__GIVEN TASK__
Format the stretch of the records from the line containing "Where is each" through the line containing "data-point-pv-module bbox=[631, 312, 641, 322]" as a Markdown table with columns Row and Text, one numbered row per line. Skip blank lines and leave the pictures out.

__SUPPLIED RECORDS__
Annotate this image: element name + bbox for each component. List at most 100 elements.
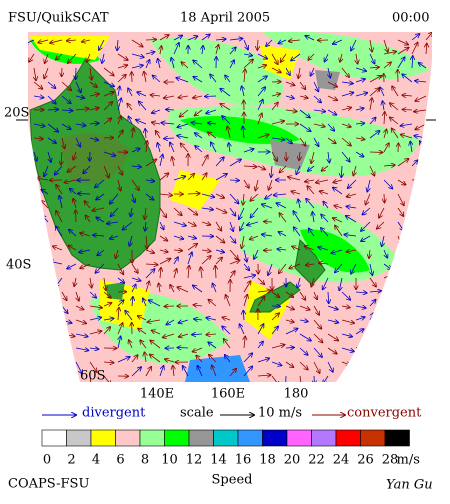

---

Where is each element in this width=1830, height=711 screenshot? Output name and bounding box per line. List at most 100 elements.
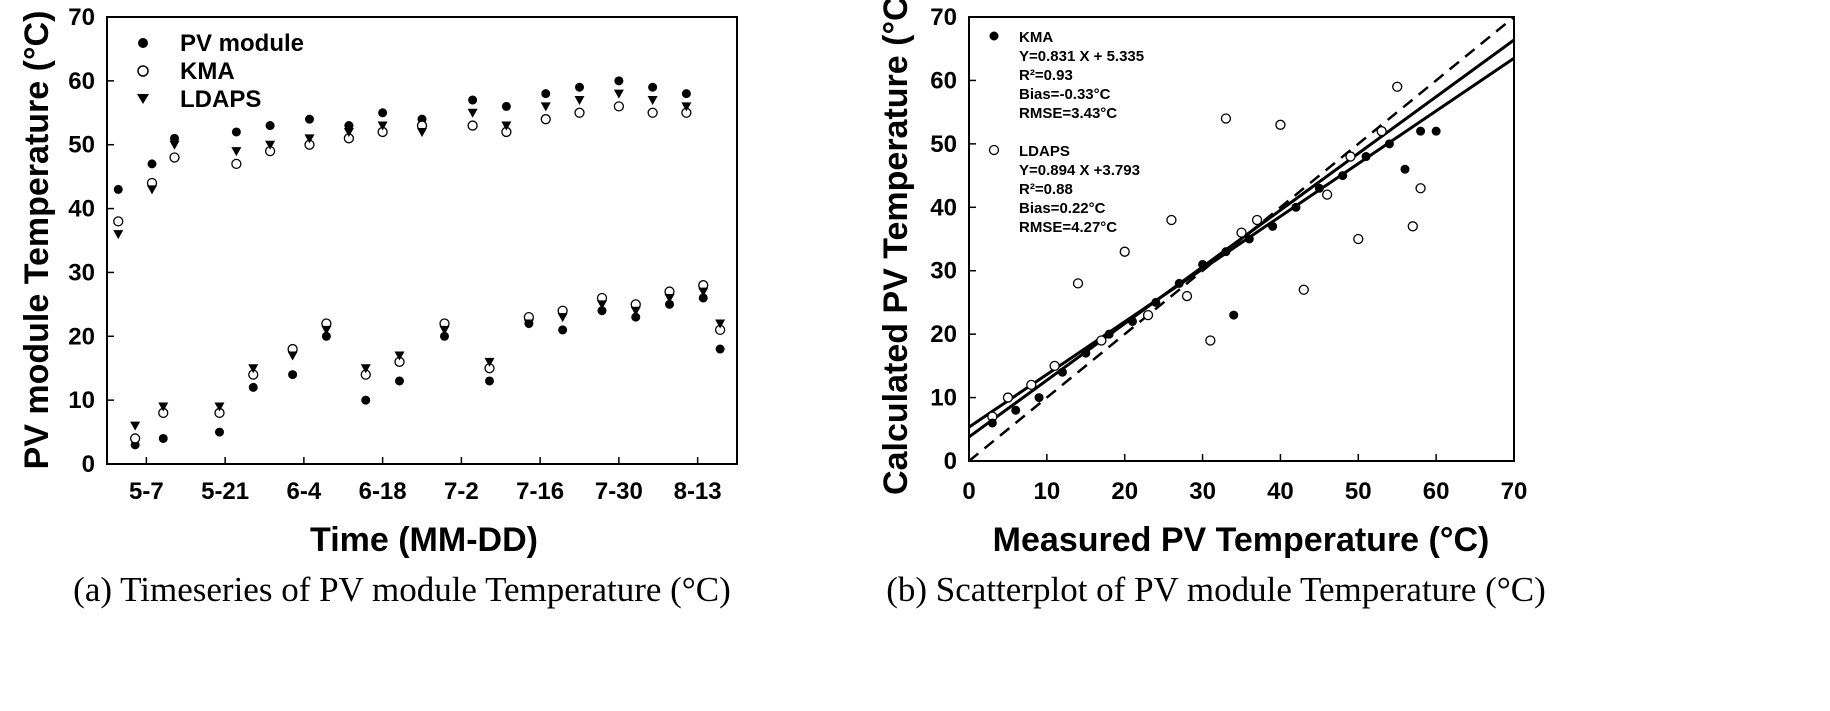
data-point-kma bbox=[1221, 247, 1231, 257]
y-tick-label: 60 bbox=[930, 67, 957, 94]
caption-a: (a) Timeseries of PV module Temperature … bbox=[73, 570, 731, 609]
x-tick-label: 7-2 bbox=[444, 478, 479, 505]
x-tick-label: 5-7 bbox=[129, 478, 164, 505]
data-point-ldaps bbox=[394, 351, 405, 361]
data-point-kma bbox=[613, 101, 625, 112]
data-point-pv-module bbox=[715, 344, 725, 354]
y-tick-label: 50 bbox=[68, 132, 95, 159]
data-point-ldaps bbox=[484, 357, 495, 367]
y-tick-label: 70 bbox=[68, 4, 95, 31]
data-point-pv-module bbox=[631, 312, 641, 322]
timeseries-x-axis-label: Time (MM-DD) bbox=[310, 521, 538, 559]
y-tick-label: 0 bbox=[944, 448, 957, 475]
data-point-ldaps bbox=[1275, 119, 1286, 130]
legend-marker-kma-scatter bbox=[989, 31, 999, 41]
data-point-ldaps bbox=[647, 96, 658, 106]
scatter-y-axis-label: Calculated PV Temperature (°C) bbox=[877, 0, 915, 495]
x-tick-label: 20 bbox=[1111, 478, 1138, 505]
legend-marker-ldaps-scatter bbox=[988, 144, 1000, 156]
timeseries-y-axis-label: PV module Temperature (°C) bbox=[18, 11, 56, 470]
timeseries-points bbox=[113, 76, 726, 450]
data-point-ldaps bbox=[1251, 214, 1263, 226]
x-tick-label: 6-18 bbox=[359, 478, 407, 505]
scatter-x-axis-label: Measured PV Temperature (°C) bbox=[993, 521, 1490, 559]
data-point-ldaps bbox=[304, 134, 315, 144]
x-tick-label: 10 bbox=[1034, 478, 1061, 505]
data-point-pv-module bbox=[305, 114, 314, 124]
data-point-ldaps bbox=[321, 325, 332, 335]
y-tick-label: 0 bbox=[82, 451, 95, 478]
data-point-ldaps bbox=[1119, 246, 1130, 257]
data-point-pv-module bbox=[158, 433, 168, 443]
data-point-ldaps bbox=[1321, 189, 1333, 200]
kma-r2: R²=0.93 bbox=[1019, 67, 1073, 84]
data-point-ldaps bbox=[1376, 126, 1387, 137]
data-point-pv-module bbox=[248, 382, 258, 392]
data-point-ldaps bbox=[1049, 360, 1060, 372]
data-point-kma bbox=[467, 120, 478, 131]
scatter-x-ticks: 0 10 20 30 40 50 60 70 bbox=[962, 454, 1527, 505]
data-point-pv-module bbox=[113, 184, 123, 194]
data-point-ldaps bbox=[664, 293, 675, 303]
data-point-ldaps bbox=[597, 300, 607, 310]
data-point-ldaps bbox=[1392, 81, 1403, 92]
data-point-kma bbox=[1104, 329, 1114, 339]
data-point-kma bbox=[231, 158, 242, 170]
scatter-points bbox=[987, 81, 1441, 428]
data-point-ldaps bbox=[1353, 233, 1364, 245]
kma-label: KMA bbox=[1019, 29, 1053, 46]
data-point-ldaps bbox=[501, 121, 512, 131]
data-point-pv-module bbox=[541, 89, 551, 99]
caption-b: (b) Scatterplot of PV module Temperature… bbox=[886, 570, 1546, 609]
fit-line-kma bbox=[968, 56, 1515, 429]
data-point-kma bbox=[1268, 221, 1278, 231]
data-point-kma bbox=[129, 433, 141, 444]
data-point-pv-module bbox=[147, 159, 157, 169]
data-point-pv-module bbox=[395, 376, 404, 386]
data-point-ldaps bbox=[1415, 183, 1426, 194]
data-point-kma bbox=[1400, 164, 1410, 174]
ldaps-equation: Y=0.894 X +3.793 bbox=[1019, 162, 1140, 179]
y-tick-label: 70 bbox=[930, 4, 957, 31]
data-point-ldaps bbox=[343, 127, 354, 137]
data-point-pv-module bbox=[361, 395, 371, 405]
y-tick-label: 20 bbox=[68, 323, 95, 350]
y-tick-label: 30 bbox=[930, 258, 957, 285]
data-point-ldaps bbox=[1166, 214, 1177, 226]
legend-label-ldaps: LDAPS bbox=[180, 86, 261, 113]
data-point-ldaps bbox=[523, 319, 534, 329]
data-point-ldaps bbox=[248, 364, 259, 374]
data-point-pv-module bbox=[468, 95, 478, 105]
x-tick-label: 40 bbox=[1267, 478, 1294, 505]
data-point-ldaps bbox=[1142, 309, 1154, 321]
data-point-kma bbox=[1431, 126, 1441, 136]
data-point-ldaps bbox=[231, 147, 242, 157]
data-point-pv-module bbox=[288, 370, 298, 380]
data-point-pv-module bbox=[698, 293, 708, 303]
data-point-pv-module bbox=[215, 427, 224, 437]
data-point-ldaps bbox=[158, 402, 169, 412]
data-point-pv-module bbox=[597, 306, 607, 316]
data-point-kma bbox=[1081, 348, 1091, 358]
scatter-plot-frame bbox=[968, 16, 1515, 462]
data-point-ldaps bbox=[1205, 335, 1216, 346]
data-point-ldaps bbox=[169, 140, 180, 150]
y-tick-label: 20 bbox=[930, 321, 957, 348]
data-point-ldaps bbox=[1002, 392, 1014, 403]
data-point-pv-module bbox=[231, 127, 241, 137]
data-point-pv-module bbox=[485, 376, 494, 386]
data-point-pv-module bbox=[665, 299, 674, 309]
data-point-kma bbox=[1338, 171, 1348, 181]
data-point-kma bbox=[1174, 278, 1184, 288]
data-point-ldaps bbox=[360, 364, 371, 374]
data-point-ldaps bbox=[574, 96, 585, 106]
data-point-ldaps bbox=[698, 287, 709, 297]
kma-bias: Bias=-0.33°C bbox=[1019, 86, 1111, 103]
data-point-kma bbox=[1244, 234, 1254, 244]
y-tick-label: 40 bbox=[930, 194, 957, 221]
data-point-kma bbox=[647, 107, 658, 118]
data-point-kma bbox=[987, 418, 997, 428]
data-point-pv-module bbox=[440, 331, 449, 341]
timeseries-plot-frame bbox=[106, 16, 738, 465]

__FINISHED ANSWER__
| Row | Text |
|---|---|
| 1 | Where is each element in this width=1830, height=711 screenshot? Output name and bounding box per line. List at most 100 elements. |
| 2 | data-point-kma bbox=[1221, 247, 1231, 257] |
| 3 | y-tick-label: 60 bbox=[930, 67, 957, 94] |
| 4 | caption-a: (a) Timeseries of PV module Temperature … bbox=[73, 570, 731, 609] |
| 5 | x-tick-label: 7-2 bbox=[444, 478, 479, 505] |
| 6 | x-tick-label: 5-7 bbox=[129, 478, 164, 505] |
| 7 | data-point-ldaps bbox=[394, 351, 405, 361] |
| 8 | data-point-kma bbox=[613, 101, 625, 112] |
| 9 | data-point-pv-module bbox=[715, 344, 725, 354] |
| 10 | y-tick-label: 50 bbox=[68, 132, 95, 159] |
| 11 | data-point-ldaps bbox=[484, 357, 495, 367] |
| 12 | y-tick-label: 70 bbox=[68, 4, 95, 31] |
| 13 | data-point-pv-module bbox=[631, 312, 641, 322] |